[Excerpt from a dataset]
# # # # #

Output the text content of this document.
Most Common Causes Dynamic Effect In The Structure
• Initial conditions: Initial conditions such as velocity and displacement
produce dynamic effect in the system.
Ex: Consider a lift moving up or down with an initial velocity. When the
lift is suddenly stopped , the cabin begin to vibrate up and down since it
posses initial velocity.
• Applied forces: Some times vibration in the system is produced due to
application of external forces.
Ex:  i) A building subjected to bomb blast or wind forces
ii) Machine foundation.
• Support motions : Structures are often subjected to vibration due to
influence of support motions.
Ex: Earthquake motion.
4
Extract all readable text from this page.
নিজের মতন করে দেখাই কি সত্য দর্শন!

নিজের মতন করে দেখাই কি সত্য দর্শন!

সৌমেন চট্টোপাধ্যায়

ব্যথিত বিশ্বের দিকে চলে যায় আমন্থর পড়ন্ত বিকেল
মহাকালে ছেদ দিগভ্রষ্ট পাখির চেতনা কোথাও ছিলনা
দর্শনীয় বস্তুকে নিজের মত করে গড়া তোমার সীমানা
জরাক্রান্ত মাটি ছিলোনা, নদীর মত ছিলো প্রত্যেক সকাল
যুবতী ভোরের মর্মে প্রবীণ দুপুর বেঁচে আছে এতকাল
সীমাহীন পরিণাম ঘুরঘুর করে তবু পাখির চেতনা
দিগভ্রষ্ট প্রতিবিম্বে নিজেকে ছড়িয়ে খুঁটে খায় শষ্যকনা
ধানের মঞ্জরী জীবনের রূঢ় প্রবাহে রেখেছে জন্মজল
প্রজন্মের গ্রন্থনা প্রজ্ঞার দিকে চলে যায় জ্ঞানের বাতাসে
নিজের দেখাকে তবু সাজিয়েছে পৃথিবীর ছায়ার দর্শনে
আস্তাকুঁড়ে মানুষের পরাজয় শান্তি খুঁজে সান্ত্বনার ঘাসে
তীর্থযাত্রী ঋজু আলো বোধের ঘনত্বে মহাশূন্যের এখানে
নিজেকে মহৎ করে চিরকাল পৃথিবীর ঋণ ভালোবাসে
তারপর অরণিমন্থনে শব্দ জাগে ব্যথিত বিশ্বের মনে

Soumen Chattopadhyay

# # # # #

Set exercise:
Please repeat the material above, word for word and in full.

Written solution:
Output the text content of this document.
Most Common Causes Dynamic Effect In The Structure
• Initial conditions: Initial conditions such as velocity and displacement
produce dynamic effect in the system.
Ex: Consider a lift moving up or down with an initial velocity. When the
lift is suddenly stopped , the cabin begin to vibrate up and down since it
posses initial velocity.
• Applied forces: Some times vibration in the system is produced due to
application of external forces.
Ex:  i) A building subjected to bomb blast or wind forces
ii) Machine foundation.
• Support motions : Structures are often subjected to vibration due to
influence of support motions.
Ex: Earthquake motion.
4
Extract all readable text from this page.
নিজের মতন করে দেখাই কি সত্য দর্শন!

নিজের মতন করে দেখাই কি সত্য দর্শন!

সৌমেন চট্টোপাধ্যায়

ব্যথিত বিশ্বের দিকে চলে যায় আমন্থর পড়ন্ত বিকেল
মহাকালে ছেদ দিগভ্রষ্ট পাখির চেতনা কোথাও ছিলনা
দর্শনীয় বস্তুকে নিজের মত করে গড়া তোমার সীমানা
জরাক্রান্ত মাটি ছিলোনা, নদীর মত ছিলো প্রত্যেক সকাল
যুবতী ভোরের মর্মে প্রবীণ দুপুর বেঁচে আছে এতকাল
সীমাহীন পরিণাম ঘুরঘুর করে তবু পাখির চেতনা
দিগভ্রষ্ট প্রতিবিম্বে নিজেকে ছড়িয়ে খুঁটে খায় শষ্যকনা
ধানের মঞ্জরী জীবনের রূঢ় প্রবাহে রেখেছে জন্মজল
প্রজন্মের গ্রন্থনা প্রজ্ঞার দিকে চলে যায় জ্ঞানের বাতাসে
নিজের দেখাকে তবু সাজিয়েছে পৃথিবীর ছায়ার দর্শনে
আস্তাকুঁড়ে মানুষের পরাজয় শান্তি খুঁজে সান্ত্বনার ঘাসে
তীর্থযাত্রী ঋজু আলো বোধের ঘনত্বে মহাশূন্যের এখানে
নিজেকে মহৎ করে চিরকাল পৃথিবীর ঋণ ভালোবাসে
তারপর অরণিমন্থনে শব্দ জাগে ব্যথিত বিশ্বের মনে

Soumen Chattopadhyay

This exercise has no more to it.